[Stored entries]
---------------
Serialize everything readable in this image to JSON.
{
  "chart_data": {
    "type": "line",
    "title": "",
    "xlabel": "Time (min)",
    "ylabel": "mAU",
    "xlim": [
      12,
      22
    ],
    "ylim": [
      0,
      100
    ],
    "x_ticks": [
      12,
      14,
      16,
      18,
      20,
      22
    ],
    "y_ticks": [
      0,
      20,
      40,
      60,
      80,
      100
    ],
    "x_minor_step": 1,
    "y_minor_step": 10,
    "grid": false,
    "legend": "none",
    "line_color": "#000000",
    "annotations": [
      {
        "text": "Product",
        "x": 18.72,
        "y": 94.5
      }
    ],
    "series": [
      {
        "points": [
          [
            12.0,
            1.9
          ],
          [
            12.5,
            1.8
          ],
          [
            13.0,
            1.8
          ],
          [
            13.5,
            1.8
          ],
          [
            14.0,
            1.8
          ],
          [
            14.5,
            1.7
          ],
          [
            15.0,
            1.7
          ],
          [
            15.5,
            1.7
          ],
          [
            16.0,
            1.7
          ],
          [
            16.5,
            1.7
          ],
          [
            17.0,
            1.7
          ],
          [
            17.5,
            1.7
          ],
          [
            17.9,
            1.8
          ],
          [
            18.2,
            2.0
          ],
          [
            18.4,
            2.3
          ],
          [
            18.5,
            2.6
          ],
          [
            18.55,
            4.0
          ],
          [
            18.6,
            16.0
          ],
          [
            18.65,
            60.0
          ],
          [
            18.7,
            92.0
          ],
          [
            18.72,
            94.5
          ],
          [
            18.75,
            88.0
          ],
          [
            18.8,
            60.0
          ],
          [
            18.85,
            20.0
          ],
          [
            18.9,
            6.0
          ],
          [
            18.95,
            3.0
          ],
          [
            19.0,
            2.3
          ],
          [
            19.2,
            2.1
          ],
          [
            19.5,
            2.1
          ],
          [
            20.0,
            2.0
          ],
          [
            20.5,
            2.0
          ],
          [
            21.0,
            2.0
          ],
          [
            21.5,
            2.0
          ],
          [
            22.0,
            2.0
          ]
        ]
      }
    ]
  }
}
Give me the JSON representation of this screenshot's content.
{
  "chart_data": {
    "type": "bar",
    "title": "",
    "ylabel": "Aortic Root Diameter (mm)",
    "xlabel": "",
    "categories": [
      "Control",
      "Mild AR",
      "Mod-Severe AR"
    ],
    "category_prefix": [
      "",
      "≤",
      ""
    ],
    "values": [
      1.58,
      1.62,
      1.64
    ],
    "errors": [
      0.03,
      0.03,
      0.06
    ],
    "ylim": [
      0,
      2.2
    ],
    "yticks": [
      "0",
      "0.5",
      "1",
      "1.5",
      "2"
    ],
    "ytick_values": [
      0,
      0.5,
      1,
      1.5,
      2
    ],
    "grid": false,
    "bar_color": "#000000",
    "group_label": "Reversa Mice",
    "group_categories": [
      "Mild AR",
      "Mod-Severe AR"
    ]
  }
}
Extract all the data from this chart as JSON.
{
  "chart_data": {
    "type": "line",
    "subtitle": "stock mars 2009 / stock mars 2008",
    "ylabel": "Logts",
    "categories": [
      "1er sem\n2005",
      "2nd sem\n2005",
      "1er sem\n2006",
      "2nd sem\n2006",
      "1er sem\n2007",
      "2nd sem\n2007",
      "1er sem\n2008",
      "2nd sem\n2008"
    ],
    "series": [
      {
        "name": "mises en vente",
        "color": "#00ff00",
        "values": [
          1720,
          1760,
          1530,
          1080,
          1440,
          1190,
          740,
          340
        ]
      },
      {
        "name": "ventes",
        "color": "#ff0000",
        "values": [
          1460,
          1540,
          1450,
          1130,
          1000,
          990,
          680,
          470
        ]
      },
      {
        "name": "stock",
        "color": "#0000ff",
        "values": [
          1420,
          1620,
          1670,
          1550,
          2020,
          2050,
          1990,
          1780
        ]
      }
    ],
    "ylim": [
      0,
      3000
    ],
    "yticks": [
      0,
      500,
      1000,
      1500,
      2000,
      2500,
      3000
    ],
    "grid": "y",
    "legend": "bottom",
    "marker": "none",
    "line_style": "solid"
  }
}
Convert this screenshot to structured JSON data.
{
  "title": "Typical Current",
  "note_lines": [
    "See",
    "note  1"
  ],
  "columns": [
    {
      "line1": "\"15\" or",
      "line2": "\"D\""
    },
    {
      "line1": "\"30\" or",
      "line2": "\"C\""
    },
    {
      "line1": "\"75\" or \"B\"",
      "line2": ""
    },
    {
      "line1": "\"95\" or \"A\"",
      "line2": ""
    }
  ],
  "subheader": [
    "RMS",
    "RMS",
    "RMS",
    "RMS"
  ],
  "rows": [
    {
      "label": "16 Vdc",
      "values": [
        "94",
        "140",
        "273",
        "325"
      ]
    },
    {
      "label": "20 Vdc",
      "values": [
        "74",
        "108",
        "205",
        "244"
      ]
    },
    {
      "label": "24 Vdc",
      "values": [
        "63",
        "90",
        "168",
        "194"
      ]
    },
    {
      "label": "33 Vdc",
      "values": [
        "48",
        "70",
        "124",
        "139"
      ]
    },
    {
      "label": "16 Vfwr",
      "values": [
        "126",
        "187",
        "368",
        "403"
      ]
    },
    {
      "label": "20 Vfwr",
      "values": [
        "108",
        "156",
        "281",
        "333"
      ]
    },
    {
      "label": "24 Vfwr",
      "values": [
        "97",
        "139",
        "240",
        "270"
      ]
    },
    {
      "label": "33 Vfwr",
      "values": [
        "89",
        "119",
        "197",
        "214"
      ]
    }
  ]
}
---------------
_Work to complete_: Copy each line above containing the string "JSON".

_Correct output_:
Serialize everything readable in this image to JSON.
Give me the JSON representation of this screenshot's content.
Extract all the data from this chart as JSON.
Convert this screenshot to structured JSON data.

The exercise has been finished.